Start of Provided data

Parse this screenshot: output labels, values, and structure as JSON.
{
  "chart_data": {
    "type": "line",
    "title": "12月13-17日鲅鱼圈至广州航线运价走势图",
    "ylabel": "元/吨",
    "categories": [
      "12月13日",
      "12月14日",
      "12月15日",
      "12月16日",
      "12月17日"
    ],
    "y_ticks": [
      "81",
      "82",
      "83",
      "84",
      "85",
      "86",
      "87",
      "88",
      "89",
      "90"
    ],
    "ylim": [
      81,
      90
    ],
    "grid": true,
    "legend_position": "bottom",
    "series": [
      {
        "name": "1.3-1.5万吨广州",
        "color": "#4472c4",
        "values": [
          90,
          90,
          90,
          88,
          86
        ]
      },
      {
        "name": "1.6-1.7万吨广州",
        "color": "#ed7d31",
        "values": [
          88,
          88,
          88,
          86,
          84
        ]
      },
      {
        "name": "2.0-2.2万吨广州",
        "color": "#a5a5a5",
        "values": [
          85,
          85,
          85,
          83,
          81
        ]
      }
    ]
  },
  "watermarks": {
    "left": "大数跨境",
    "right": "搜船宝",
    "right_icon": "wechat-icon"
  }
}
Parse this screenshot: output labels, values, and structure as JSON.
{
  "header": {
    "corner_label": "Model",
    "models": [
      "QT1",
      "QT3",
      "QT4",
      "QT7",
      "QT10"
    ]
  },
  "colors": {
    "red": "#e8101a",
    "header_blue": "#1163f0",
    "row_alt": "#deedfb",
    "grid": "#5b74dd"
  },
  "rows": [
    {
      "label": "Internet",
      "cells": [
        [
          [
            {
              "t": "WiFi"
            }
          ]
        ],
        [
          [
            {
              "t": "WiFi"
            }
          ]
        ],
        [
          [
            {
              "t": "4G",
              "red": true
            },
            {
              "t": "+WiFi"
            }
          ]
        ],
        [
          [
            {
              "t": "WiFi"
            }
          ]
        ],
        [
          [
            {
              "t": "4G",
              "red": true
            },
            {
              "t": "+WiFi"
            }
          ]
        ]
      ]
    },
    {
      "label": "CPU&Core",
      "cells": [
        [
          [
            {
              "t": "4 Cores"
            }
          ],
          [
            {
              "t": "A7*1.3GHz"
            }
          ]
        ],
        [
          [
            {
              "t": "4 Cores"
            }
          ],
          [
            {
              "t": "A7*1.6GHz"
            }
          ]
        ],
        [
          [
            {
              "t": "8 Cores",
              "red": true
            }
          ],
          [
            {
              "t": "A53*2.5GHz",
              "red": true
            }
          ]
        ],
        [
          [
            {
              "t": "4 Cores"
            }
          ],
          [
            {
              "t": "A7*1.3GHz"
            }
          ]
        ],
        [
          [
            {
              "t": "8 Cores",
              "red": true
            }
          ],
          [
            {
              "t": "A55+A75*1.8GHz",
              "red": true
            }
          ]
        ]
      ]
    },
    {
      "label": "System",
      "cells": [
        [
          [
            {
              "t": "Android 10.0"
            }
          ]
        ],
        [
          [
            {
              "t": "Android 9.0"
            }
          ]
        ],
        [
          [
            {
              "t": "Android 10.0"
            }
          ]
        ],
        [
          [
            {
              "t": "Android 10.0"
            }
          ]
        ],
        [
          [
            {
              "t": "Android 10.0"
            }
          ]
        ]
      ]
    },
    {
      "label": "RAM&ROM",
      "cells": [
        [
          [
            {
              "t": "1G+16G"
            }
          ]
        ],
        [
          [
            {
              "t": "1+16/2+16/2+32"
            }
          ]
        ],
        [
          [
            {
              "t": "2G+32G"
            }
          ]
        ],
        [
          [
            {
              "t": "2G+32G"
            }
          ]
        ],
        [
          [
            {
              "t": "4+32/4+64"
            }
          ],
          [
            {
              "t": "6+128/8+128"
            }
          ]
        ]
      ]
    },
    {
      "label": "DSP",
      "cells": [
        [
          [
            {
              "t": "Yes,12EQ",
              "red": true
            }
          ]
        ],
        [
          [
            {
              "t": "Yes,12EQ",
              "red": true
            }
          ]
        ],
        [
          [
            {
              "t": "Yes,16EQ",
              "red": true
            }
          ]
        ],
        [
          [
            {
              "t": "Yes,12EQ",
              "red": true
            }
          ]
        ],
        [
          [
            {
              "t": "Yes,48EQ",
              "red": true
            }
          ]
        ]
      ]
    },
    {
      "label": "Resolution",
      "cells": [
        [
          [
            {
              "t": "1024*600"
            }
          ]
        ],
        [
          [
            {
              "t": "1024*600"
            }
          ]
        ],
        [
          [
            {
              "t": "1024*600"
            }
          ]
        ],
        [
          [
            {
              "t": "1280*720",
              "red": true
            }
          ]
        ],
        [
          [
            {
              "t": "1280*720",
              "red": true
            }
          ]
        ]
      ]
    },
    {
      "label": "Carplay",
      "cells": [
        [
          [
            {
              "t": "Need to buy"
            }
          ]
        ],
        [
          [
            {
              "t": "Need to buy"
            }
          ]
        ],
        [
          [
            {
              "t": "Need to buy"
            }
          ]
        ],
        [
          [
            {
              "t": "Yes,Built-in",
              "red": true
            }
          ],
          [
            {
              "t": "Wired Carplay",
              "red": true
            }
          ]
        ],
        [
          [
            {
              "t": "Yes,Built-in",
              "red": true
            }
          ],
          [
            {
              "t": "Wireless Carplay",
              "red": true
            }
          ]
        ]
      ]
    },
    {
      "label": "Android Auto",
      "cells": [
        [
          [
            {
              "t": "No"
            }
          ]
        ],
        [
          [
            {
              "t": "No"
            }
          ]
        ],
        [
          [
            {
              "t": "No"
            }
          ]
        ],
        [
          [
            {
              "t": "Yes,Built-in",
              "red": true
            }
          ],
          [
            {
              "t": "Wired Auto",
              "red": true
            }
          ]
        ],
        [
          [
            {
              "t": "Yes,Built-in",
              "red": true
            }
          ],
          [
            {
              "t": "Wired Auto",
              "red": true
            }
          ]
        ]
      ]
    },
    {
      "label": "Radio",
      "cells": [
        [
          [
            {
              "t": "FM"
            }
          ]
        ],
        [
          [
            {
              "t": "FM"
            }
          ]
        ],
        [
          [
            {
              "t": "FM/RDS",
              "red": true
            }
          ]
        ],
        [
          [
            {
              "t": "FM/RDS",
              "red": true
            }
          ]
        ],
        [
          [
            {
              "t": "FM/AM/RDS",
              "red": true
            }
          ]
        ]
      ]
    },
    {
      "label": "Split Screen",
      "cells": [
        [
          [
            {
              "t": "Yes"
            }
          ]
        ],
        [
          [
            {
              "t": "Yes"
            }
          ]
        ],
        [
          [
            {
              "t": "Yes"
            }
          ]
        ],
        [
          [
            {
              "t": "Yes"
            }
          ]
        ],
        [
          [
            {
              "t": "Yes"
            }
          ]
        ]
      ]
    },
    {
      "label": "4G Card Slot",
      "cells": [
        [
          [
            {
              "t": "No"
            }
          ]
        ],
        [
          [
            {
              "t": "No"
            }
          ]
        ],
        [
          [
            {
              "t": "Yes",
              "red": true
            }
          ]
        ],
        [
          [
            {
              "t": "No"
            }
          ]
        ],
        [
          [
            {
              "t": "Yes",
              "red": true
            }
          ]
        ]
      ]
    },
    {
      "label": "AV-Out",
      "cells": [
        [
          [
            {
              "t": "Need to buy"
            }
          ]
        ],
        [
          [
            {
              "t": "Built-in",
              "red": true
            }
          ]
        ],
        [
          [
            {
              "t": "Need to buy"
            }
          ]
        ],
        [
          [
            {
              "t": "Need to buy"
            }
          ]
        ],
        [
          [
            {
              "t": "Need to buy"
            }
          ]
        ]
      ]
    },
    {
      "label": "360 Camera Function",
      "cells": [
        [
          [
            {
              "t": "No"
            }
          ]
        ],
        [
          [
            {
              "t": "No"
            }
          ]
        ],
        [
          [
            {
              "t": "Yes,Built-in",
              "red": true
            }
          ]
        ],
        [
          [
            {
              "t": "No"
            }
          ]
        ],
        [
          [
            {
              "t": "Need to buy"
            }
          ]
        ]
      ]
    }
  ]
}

End of Provided data

Task objective - Which lines contain "Carplay"? Show each of them.

Response -
      "label": "Carplay",
              "t": "Wired Carplay",
              "t": "Wireless Carplay",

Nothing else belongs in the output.